Document text:
+-------+

List of the campaigns carried out by the Ottoman sultan Mehmed II

This is a list of campaigns personally led by Mehmed II (30 March 1432 – 3 May 1481) (Ottoman Turkish: محمد ثانى, Meḥmed-i s̠ānī; Turkish: II. Mehmet; also known as el-Fātiḥ, الفاتح, "the Conqueror" in Ottoman Turkish; in modern Turkish, Fatih Sultan Mehmet; also called Mahomet II in early modern Europe) was Sultan of the Ottoman Empire twice, first for a short time from 1444 to September 1446, and later from February 1451 to 1481. At the age of 21, he conquered Constantinople and brought an end to the Byzantine Empire, transforming the Ottoman state into an empire. Mehmed continued his conquests in Asia, with the Anatolian reunification, and in Europe, as far as Bosnia and Croatia. Mehmed II is regarded as a national hero in Turkey, and Istanbul's Fatih Sultan Mehmet Bridge is named after him.

+-------+

Given information:
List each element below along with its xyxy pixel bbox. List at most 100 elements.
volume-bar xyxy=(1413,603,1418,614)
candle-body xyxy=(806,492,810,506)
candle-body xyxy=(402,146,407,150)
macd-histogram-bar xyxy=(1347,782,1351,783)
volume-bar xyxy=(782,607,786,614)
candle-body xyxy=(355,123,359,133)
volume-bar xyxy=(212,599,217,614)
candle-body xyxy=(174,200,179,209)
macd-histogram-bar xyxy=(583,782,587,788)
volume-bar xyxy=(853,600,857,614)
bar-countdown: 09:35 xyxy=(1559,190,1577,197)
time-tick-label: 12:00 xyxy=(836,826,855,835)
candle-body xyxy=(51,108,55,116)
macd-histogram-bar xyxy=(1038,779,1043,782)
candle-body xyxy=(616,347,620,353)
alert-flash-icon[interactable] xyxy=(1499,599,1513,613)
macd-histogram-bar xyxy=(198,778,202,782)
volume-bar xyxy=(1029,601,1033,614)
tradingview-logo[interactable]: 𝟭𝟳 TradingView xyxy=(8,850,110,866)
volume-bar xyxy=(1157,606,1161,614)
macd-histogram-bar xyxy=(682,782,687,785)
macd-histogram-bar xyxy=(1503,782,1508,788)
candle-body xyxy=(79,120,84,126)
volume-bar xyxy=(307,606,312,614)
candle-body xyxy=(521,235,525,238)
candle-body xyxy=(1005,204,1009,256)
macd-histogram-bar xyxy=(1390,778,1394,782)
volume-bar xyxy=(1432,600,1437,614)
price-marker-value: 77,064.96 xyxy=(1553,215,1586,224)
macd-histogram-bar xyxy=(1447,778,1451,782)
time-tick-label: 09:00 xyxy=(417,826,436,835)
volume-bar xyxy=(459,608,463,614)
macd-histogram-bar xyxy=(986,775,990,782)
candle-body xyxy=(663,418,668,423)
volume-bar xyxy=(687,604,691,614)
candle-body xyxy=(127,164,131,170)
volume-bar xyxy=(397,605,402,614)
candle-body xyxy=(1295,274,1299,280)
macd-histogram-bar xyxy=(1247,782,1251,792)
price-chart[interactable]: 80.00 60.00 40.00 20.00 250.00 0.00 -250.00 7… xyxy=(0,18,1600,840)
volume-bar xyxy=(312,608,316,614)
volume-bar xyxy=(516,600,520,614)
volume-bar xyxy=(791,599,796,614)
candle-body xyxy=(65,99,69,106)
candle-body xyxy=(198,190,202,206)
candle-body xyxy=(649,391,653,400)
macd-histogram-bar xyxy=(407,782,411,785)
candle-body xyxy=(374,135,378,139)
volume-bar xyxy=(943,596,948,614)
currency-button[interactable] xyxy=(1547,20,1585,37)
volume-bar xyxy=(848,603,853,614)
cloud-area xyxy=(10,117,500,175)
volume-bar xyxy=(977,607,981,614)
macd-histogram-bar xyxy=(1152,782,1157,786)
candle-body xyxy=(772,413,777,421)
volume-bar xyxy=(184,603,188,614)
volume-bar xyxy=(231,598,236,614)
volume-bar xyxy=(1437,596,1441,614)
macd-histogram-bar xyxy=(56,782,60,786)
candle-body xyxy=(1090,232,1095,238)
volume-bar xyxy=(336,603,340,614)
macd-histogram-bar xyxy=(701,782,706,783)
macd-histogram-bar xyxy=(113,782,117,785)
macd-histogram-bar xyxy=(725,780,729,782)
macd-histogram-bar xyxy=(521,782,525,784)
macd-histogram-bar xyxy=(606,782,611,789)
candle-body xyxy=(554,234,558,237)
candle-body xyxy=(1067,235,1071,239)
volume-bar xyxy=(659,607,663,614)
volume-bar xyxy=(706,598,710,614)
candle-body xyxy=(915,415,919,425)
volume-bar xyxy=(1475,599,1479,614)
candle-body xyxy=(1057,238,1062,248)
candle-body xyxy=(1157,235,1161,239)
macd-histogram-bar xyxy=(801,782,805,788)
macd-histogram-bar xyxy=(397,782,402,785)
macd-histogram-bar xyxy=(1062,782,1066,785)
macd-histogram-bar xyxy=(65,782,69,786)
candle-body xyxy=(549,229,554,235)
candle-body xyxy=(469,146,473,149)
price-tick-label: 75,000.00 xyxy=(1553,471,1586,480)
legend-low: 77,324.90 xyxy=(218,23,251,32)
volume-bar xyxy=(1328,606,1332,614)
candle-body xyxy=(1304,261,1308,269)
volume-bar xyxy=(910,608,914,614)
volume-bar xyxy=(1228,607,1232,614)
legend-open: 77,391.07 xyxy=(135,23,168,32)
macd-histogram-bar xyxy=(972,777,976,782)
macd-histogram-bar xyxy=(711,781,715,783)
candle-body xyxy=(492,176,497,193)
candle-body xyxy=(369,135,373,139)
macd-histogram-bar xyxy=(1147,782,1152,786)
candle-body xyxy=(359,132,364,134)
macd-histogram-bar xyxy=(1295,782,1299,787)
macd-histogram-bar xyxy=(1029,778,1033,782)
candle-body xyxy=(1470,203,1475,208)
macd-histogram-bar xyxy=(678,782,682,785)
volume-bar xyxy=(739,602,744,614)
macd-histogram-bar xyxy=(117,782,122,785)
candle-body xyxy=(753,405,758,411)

+-------+

Parts of the exercise:
A. According to the text on Mehmed II's campaigns, at what age did he conquer Constantinople?
B. Reproduce part of the text on Mehmed II's campaigns, beginning at the words "List of the" and stopping after "named after him.". Substitute "Byzantium" for "Constantinople".

Results for each task:
A. He conquered Constantinople at the age of 21.

B.
List of the campaigns carried out by the Ottoman sultan Mehmed II

This is a list of campaigns personally led by Mehmed II (30 March 1432 – 3 May 1481) (Ottoman Turkish: محمد ثانى, Meḥmed-i s̠ānī; Turkish: II. Mehmet; also known as el-Fātiḥ, الفاتح, "the Conqueror" in Ottoman Turkish; in modern Turkish, Fatih Sultan Mehmet; also called Mahomet II in early modern Europe) was Sultan of the Ottoman Empire twice, first for a short time from 1444 to September 1446, and later from February 1451 to 1481. At the age of 21, he conquered Byzantium and brought an end to the Byzantine Empire, transforming the Ottoman state into an empire. Mehmed continued his conquests in Asia, with the Anatolian reunification, and in Europe, as far as Bosnia and Croatia. Mehmed II is regarded as a national hero in Turkey, and Istanbul's Fatih Sultan Mehmet Bridge is named after him.